##### Material for this task

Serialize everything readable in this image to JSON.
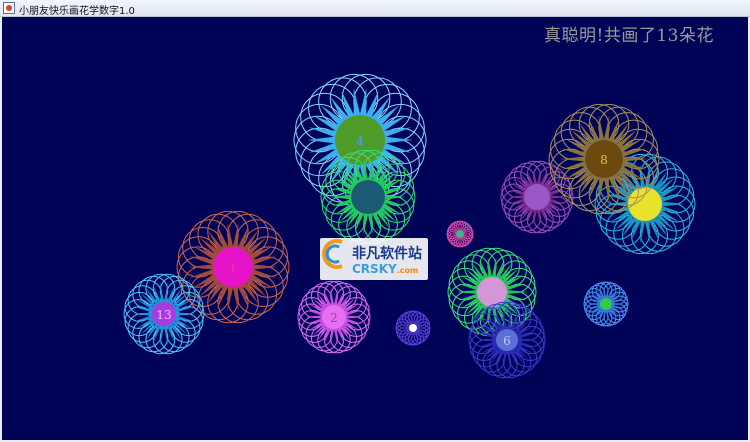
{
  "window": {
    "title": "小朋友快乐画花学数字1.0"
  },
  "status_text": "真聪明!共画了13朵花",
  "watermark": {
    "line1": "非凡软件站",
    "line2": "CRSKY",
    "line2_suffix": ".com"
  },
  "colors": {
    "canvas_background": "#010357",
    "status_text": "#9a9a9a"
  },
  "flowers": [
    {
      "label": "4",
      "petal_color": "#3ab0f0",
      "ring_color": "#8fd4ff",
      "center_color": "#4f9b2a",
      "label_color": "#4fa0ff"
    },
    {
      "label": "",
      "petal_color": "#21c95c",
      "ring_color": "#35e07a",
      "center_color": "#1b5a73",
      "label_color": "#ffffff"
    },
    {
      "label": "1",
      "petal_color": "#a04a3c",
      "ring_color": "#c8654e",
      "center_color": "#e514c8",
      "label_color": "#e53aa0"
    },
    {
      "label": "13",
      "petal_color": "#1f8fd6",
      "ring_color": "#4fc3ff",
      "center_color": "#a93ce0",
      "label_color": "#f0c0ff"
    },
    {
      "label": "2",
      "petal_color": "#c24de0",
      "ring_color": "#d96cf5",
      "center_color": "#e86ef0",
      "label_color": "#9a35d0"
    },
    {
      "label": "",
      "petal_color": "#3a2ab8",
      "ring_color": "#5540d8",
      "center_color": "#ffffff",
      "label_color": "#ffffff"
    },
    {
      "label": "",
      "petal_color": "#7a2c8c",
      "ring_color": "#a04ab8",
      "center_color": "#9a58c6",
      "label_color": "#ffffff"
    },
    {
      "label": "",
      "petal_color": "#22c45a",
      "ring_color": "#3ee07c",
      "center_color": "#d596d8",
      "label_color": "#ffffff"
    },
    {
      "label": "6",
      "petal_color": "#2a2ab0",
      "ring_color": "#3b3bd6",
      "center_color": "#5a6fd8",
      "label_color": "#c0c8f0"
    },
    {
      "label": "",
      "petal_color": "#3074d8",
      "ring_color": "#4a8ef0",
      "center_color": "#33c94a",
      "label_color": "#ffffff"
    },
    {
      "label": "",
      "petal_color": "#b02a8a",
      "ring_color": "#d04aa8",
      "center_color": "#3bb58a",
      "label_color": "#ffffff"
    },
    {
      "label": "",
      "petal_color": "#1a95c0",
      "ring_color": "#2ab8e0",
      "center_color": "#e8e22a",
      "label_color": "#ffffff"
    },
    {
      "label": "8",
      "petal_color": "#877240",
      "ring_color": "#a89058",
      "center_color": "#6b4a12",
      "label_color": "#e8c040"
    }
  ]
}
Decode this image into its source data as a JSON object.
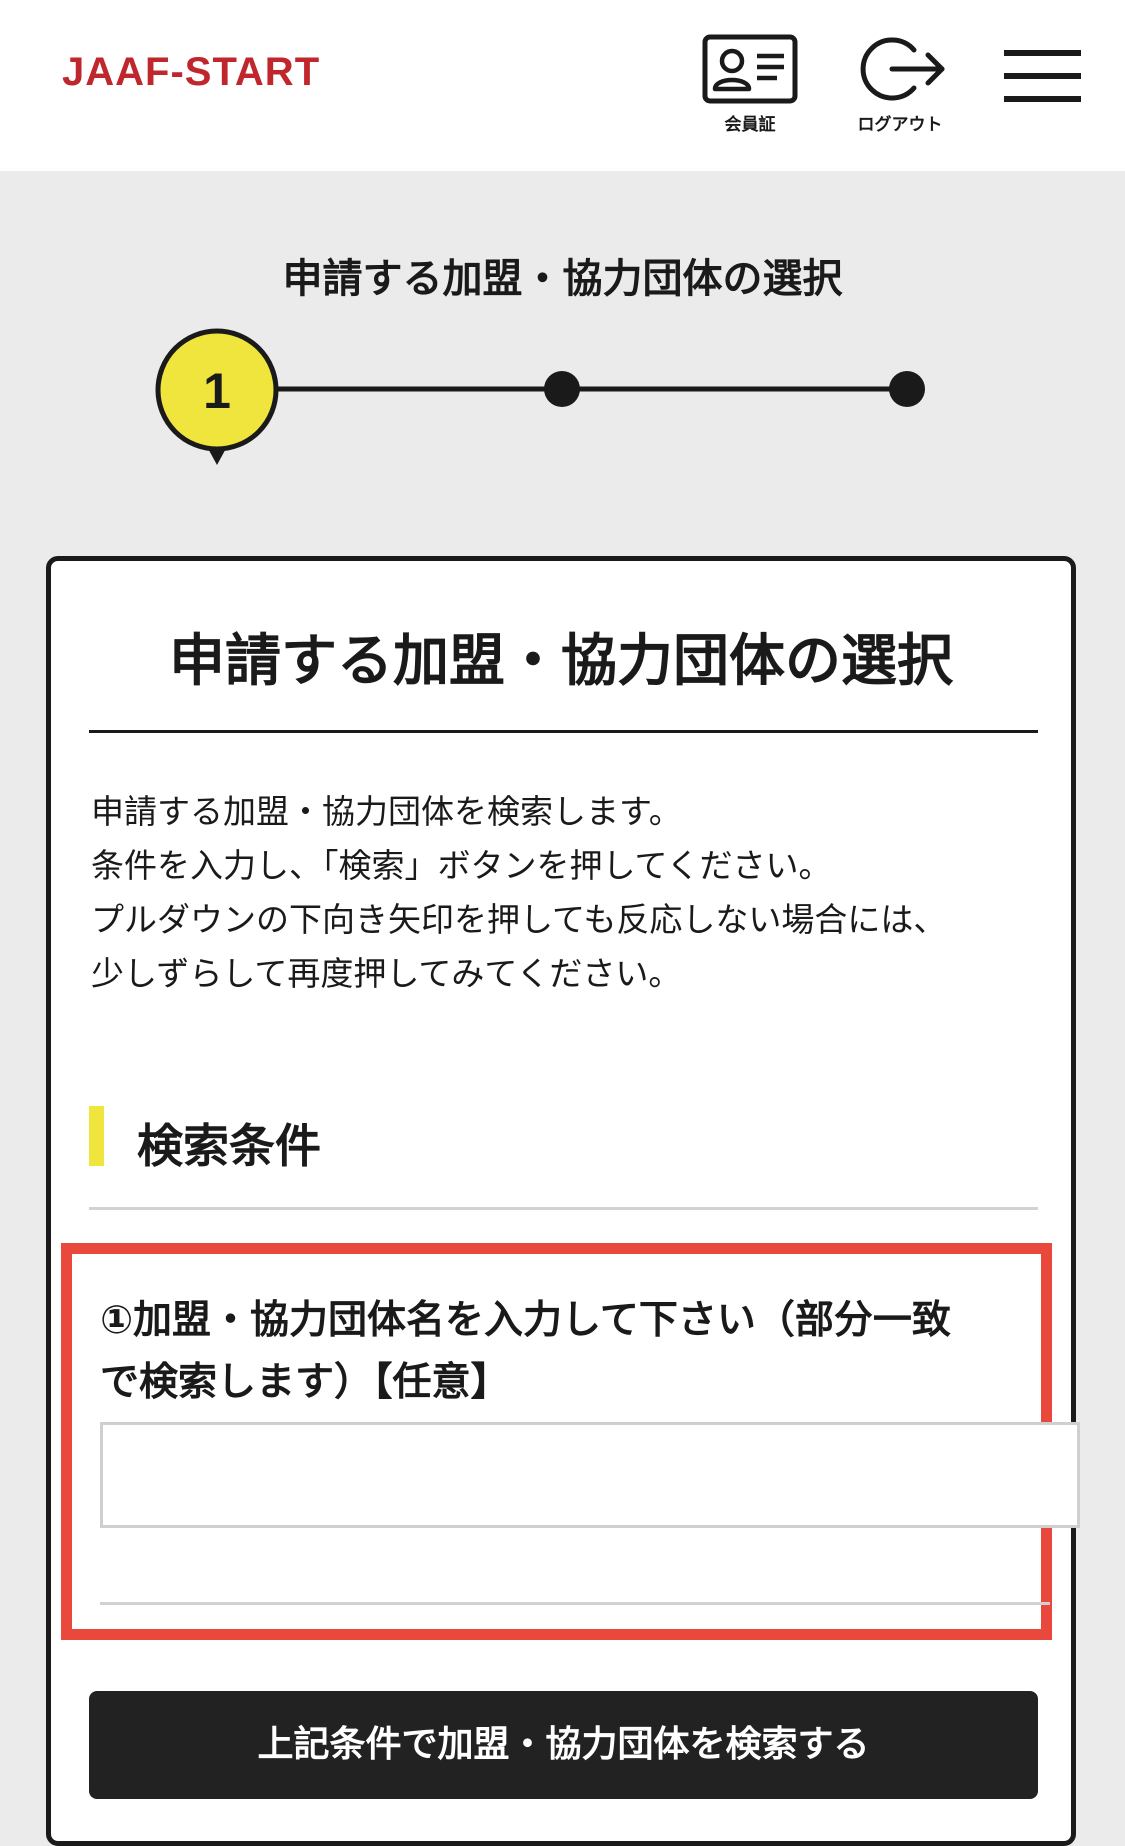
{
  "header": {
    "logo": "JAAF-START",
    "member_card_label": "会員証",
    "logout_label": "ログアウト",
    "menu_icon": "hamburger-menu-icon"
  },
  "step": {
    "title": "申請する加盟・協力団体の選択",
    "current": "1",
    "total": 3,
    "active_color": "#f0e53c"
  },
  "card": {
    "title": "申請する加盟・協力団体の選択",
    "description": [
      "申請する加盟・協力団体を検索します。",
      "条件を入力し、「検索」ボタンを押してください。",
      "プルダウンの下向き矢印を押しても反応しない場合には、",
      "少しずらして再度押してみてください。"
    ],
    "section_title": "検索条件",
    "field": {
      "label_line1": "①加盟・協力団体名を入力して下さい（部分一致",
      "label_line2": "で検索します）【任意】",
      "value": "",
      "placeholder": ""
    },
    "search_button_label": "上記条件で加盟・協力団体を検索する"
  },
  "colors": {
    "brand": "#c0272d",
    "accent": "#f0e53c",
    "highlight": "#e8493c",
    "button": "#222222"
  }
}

##########

- _Objective_: Retype every entry verbatim and exclude the pictures from the copy.

- _Finished task_:
Serialize everything readable in this image to JSON.
{
  "window": {
    "title": "小朋友快乐画花学数字1.0"
  },
  "status_text": "真聪明!共画了13朵花",
  "watermark": {
    "line1": "非凡软件站",
    "line2": "CRSKY",
    "line2_suffix": ".com"
  },
  "colors": {
    "canvas_background": "#010357",
    "status_text": "#9a9a9a"
  },
  "flowers": [
    {
      "label": "4",
      "petal_color": "#3ab0f0",
      "ring_color": "#8fd4ff",
      "center_color": "#4f9b2a",
      "label_color": "#4fa0ff"
    },
    {
      "label": "",
      "petal_color": "#21c95c",
      "ring_color": "#35e07a",
      "center_color": "#1b5a73",
      "label_color": "#ffffff"
    },
    {
      "label": "1",
      "petal_color": "#a04a3c",
      "ring_color": "#c8654e",
      "center_color": "#e514c8",
      "label_color": "#e53aa0"
    },
    {
      "label": "13",
      "petal_color": "#1f8fd6",
      "ring_color": "#4fc3ff",
      "center_color": "#a93ce0",
      "label_color": "#f0c0ff"
    },
    {
      "label": "2",
      "petal_color": "#c24de0",
      "ring_color": "#d96cf5",
      "center_color": "#e86ef0",
      "label_color": "#9a35d0"
    },
    {
      "label": "",
      "petal_color": "#3a2ab8",
      "ring_color": "#5540d8",
      "center_color": "#ffffff",
      "label_color": "#ffffff"
    },
    {
      "label": "",
      "petal_color": "#7a2c8c",
      "ring_color": "#a04ab8",
      "center_color": "#9a58c6",
      "label_color": "#ffffff"
    },
    {
      "label": "",
      "petal_color": "#22c45a",
      "ring_color": "#3ee07c",
      "center_color": "#d596d8",
      "label_color": "#ffffff"
    },
    {
      "label": "6",
      "petal_color": "#2a2ab0",
      "ring_color": "#3b3bd6",
      "center_color": "#5a6fd8",
      "label_color": "#c0c8f0"
    },
    {
      "label": "",
      "petal_color": "#3074d8",
      "ring_color": "#4a8ef0",
      "center_color": "#33c94a",
      "label_color": "#ffffff"
    },
    {
      "label": "",
      "petal_color": "#b02a8a",
      "ring_color": "#d04aa8",
      "center_color": "#3bb58a",
      "label_color": "#ffffff"
    },
    {
      "label": "",
      "petal_color": "#1a95c0",
      "ring_color": "#2ab8e0",
      "center_color": "#e8e22a",
      "label_color": "#ffffff"
    },
    {
      "label": "8",
      "petal_color": "#877240",
      "ring_color": "#a89058",
      "center_color": "#6b4a12",
      "label_color": "#e8c040"
    }
  ]
}
Decode this image into its source data as a JSON object.
{
  "header": {
    "logo": "JAAF-START",
    "member_card_label": "会員証",
    "logout_label": "ログアウト",
    "menu_icon": "hamburger-menu-icon"
  },
  "step": {
    "title": "申請する加盟・協力団体の選択",
    "current": "1",
    "total": 3,
    "active_color": "#f0e53c"
  },
  "card": {
    "title": "申請する加盟・協力団体の選択",
    "description": [
      "申請する加盟・協力団体を検索します。",
      "条件を入力し、「検索」ボタンを押してください。",
      "プルダウンの下向き矢印を押しても反応しない場合には、",
      "少しずらして再度押してみてください。"
    ],
    "section_title": "検索条件",
    "field": {
      "label_line1": "①加盟・協力団体名を入力して下さい（部分一致",
      "label_line2": "で検索します）【任意】",
      "value": "",
      "placeholder": ""
    },
    "search_button_label": "上記条件で加盟・協力団体を検索する"
  },
  "colors": {
    "brand": "#c0272d",
    "accent": "#f0e53c",
    "highlight": "#e8493c",
    "button": "#222222"
  }
}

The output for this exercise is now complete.